• **TASK DATA**
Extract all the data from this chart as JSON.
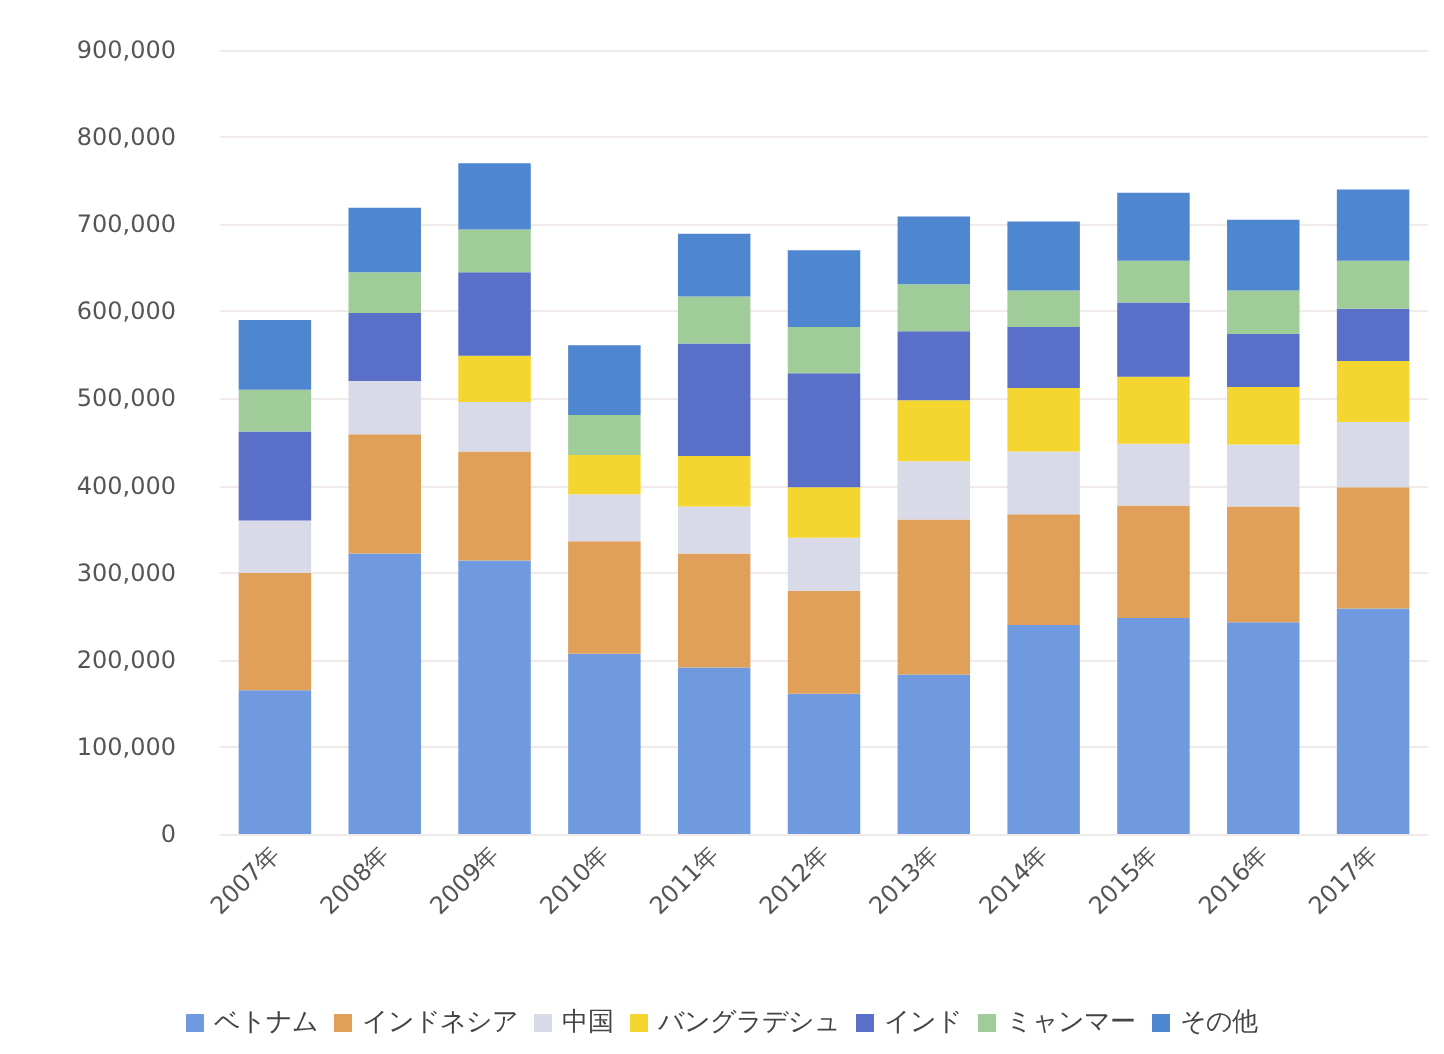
{
  "chart_data": {
    "type": "bar",
    "stacked": true,
    "grid": "y",
    "legend": "bottom",
    "categories": [
      "2007年",
      "2008年",
      "2009年",
      "2010年",
      "2011年",
      "2012年",
      "2013年",
      "2014年",
      "2015年",
      "2016年",
      "2017年"
    ],
    "ylim": [
      0,
      900000
    ],
    "yticks": [
      0,
      {
        "value": 100000,
        "label": "100,000"
      },
      {
        "value": 200000,
        "label": "200,000"
      },
      {
        "value": 300000,
        "label": "300,000"
      },
      {
        "value": 400000,
        "label": "400,000"
      },
      {
        "value": 500000,
        "label": "500,000"
      },
      {
        "value": 600000,
        "label": "600,000"
      },
      {
        "value": 700000,
        "label": "700,000"
      },
      {
        "value": 800000,
        "label": "800,000"
      },
      {
        "value": 900000,
        "label": "900,000"
      }
    ],
    "series": [
      {
        "name": "ベトナム",
        "color": "#6f9ae0",
        "values": [
          165000,
          322000,
          314000,
          207000,
          191000,
          161000,
          183000,
          240000,
          248000,
          243000,
          259000
        ]
      },
      {
        "name": "インドネシア",
        "color": "#e0a05a",
        "values": [
          135000,
          137000,
          125000,
          129000,
          131000,
          118000,
          178000,
          127000,
          129000,
          133000,
          139000
        ]
      },
      {
        "name": "中国",
        "color": "#d8dae8",
        "values": [
          60000,
          61000,
          57000,
          54000,
          54000,
          61000,
          67000,
          72000,
          71000,
          71000,
          75000
        ]
      },
      {
        "name": "バングラデシュ",
        "color": "#f5d530",
        "values": [
          0,
          0,
          53000,
          45000,
          58000,
          58000,
          70000,
          73000,
          77000,
          66000,
          70000
        ]
      },
      {
        "name": "インド",
        "color": "#5a6fc8",
        "values": [
          102000,
          78000,
          96000,
          0,
          129000,
          131000,
          79000,
          70000,
          85000,
          61000,
          60000
        ]
      },
      {
        "name": "ミャンマー",
        "color": "#9fcc98",
        "values": [
          48000,
          47000,
          49000,
          46000,
          54000,
          53000,
          54000,
          42000,
          48000,
          50000,
          55000
        ]
      },
      {
        "name": "その他",
        "color": "#4f86d0",
        "values": [
          80000,
          74000,
          76000,
          80000,
          72000,
          88000,
          78000,
          79000,
          78000,
          81000,
          82000
        ]
      }
    ]
  }
}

• **EXERCISE**
Collect each line of the entries that has the word "name", copying it in full.

• **EXERCISE RESULT**
        "name": "ベトナム",
        "name": "インドネシア",
        "name": "中国",
        "name": "バングラデシュ",
        "name": "インド",
        "name": "ミャンマー",
        "name": "その他",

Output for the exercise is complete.